● Problem requirements
Every line of the material that follows must be printed again exactly.

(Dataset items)
┄┄┄┄┄┄┄┄┄┄┄┄┄┄┄┄┄┄┄┄
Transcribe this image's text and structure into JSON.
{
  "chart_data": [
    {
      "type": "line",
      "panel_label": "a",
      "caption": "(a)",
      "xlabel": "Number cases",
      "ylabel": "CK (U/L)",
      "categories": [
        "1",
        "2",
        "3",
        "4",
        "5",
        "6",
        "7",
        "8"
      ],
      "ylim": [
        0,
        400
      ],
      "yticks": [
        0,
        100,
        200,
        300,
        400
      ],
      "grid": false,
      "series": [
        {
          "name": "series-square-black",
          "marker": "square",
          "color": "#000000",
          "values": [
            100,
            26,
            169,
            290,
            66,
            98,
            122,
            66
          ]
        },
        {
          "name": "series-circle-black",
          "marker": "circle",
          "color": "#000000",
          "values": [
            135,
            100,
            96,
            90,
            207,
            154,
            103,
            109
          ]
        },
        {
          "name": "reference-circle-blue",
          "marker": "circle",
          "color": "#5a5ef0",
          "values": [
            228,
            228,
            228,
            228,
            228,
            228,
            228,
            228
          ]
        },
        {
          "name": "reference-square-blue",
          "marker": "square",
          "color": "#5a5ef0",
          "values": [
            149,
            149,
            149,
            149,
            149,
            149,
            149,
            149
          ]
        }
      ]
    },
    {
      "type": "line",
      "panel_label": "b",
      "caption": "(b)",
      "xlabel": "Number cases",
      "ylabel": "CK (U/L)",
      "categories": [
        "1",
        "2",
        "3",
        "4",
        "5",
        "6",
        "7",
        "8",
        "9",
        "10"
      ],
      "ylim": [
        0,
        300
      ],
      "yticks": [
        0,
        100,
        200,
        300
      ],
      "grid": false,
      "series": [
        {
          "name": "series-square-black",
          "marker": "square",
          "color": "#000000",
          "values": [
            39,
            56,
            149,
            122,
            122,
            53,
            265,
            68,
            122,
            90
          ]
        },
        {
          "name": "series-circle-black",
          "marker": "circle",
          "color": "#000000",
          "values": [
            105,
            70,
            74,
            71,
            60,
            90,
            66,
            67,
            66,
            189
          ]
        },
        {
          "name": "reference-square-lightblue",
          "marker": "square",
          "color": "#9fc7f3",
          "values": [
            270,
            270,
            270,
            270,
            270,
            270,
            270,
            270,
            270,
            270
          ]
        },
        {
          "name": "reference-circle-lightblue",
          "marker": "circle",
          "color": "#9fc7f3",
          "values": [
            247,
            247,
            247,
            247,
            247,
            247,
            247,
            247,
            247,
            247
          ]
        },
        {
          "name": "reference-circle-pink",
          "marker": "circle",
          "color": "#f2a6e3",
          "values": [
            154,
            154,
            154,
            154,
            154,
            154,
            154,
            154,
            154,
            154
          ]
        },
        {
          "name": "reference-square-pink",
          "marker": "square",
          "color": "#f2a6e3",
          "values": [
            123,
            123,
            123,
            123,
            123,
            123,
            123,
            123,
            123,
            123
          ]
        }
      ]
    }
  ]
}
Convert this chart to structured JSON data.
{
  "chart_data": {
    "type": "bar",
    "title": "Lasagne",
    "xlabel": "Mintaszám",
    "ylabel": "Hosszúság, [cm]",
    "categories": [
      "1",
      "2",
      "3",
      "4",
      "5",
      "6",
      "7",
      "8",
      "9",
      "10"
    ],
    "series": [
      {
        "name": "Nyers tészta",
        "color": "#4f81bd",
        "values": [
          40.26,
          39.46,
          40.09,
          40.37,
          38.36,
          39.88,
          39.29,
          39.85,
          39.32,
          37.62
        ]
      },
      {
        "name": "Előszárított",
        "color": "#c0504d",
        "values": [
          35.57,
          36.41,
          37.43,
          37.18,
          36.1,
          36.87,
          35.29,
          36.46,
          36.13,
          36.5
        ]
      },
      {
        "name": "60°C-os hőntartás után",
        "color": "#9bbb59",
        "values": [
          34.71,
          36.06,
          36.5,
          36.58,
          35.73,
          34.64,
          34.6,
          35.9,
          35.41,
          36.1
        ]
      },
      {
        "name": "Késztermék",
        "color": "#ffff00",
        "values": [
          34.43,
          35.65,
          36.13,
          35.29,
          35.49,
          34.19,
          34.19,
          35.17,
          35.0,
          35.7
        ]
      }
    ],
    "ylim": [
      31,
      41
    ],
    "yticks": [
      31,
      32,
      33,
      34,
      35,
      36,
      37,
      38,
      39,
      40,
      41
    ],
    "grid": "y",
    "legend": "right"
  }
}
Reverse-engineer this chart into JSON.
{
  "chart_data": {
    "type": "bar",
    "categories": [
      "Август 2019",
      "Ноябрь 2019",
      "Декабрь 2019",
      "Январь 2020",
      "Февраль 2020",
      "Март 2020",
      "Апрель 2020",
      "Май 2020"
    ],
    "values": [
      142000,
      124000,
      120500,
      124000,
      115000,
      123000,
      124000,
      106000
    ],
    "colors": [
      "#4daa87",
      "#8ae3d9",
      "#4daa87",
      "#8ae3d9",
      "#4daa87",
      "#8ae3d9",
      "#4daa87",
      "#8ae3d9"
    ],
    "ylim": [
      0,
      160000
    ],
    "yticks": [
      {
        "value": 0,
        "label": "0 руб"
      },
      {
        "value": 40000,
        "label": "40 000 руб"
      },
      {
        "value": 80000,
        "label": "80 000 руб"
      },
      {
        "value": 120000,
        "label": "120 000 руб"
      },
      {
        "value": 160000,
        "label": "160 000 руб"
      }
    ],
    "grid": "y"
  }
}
┄┄┄┄┄┄┄┄┄┄┄┄┄┄┄┄┄┄┄┄
● Response below
Transcribe this image's text and structure into JSON.
{
  "chart_data": [
    {
      "type": "line",
      "panel_label": "a",
      "caption": "(a)",
      "xlabel": "Number cases",
      "ylabel": "CK (U/L)",
      "categories": [
        "1",
        "2",
        "3",
        "4",
        "5",
        "6",
        "7",
        "8"
      ],
      "ylim": [
        0,
        400
      ],
      "yticks": [
        0,
        100,
        200,
        300,
        400
      ],
      "grid": false,
      "series": [
        {
          "name": "series-square-black",
          "marker": "square",
          "color": "#000000",
          "values": [
            100,
            26,
            169,
            290,
            66,
            98,
            122,
            66
          ]
        },
        {
          "name": "series-circle-black",
          "marker": "circle",
          "color": "#000000",
          "values": [
            135,
            100,
            96,
            90,
            207,
            154,
            103,
            109
          ]
        },
        {
          "name": "reference-circle-blue",
          "marker": "circle",
          "color": "#5a5ef0",
          "values": [
            228,
            228,
            228,
            228,
            228,
            228,
            228,
            228
          ]
        },
        {
          "name": "reference-square-blue",
          "marker": "square",
          "color": "#5a5ef0",
          "values": [
            149,
            149,
            149,
            149,
            149,
            149,
            149,
            149
          ]
        }
      ]
    },
    {
      "type": "line",
      "panel_label": "b",
      "caption": "(b)",
      "xlabel": "Number cases",
      "ylabel": "CK (U/L)",
      "categories": [
        "1",
        "2",
        "3",
        "4",
        "5",
        "6",
        "7",
        "8",
        "9",
        "10"
      ],
      "ylim": [
        0,
        300
      ],
      "yticks": [
        0,
        100,
        200,
        300
      ],
      "grid": false,
      "series": [
        {
          "name": "series-square-black",
          "marker": "square",
          "color": "#000000",
          "values": [
            39,
            56,
            149,
            122,
            122,
            53,
            265,
            68,
            122,
            90
          ]
        },
        {
          "name": "series-circle-black",
          "marker": "circle",
          "color": "#000000",
          "values": [
            105,
            70,
            74,
            71,
            60,
            90,
            66,
            67,
            66,
            189
          ]
        },
        {
          "name": "reference-square-lightblue",
          "marker": "square",
          "color": "#9fc7f3",
          "values": [
            270,
            270,
            270,
            270,
            270,
            270,
            270,
            270,
            270,
            270
          ]
        },
        {
          "name": "reference-circle-lightblue",
          "marker": "circle",
          "color": "#9fc7f3",
          "values": [
            247,
            247,
            247,
            247,
            247,
            247,
            247,
            247,
            247,
            247
          ]
        },
        {
          "name": "reference-circle-pink",
          "marker": "circle",
          "color": "#f2a6e3",
          "values": [
            154,
            154,
            154,
            154,
            154,
            154,
            154,
            154,
            154,
            154
          ]
        },
        {
          "name": "reference-square-pink",
          "marker": "square",
          "color": "#f2a6e3",
          "values": [
            123,
            123,
            123,
            123,
            123,
            123,
            123,
            123,
            123,
            123
          ]
        }
      ]
    }
  ]
}
Convert this chart to structured JSON data.
{
  "chart_data": {
    "type": "bar",
    "title": "Lasagne",
    "xlabel": "Mintaszám",
    "ylabel": "Hosszúság, [cm]",
    "categories": [
      "1",
      "2",
      "3",
      "4",
      "5",
      "6",
      "7",
      "8",
      "9",
      "10"
    ],
    "series": [
      {
        "name": "Nyers tészta",
        "color": "#4f81bd",
        "values": [
          40.26,
          39.46,
          40.09,
          40.37,
          38.36,
          39.88,
          39.29,
          39.85,
          39.32,
          37.62
        ]
      },
      {
        "name": "Előszárított",
        "color": "#c0504d",
        "values": [
          35.57,
          36.41,
          37.43,
          37.18,
          36.1,
          36.87,
          35.29,
          36.46,
          36.13,
          36.5
        ]
      },
      {
        "name": "60°C-os hőntartás után",
        "color": "#9bbb59",
        "values": [
          34.71,
          36.06,
          36.5,
          36.58,
          35.73,
          34.64,
          34.6,
          35.9,
          35.41,
          36.1
        ]
      },
      {
        "name": "Késztermék",
        "color": "#ffff00",
        "values": [
          34.43,
          35.65,
          36.13,
          35.29,
          35.49,
          34.19,
          34.19,
          35.17,
          35.0,
          35.7
        ]
      }
    ],
    "ylim": [
      31,
      41
    ],
    "yticks": [
      31,
      32,
      33,
      34,
      35,
      36,
      37,
      38,
      39,
      40,
      41
    ],
    "grid": "y",
    "legend": "right"
  }
}
Reverse-engineer this chart into JSON.
{
  "chart_data": {
    "type": "bar",
    "categories": [
      "Август 2019",
      "Ноябрь 2019",
      "Декабрь 2019",
      "Январь 2020",
      "Февраль 2020",
      "Март 2020",
      "Апрель 2020",
      "Май 2020"
    ],
    "values": [
      142000,
      124000,
      120500,
      124000,
      115000,
      123000,
      124000,
      106000
    ],
    "colors": [
      "#4daa87",
      "#8ae3d9",
      "#4daa87",
      "#8ae3d9",
      "#4daa87",
      "#8ae3d9",
      "#4daa87",
      "#8ae3d9"
    ],
    "ylim": [
      0,
      160000
    ],
    "yticks": [
      {
        "value": 0,
        "label": "0 руб"
      },
      {
        "value": 40000,
        "label": "40 000 руб"
      },
      {
        "value": 80000,
        "label": "80 000 руб"
      },
      {
        "value": 120000,
        "label": "120 000 руб"
      },
      {
        "value": 160000,
        "label": "160 000 руб"
      }
    ],
    "grid": "y"
  }
}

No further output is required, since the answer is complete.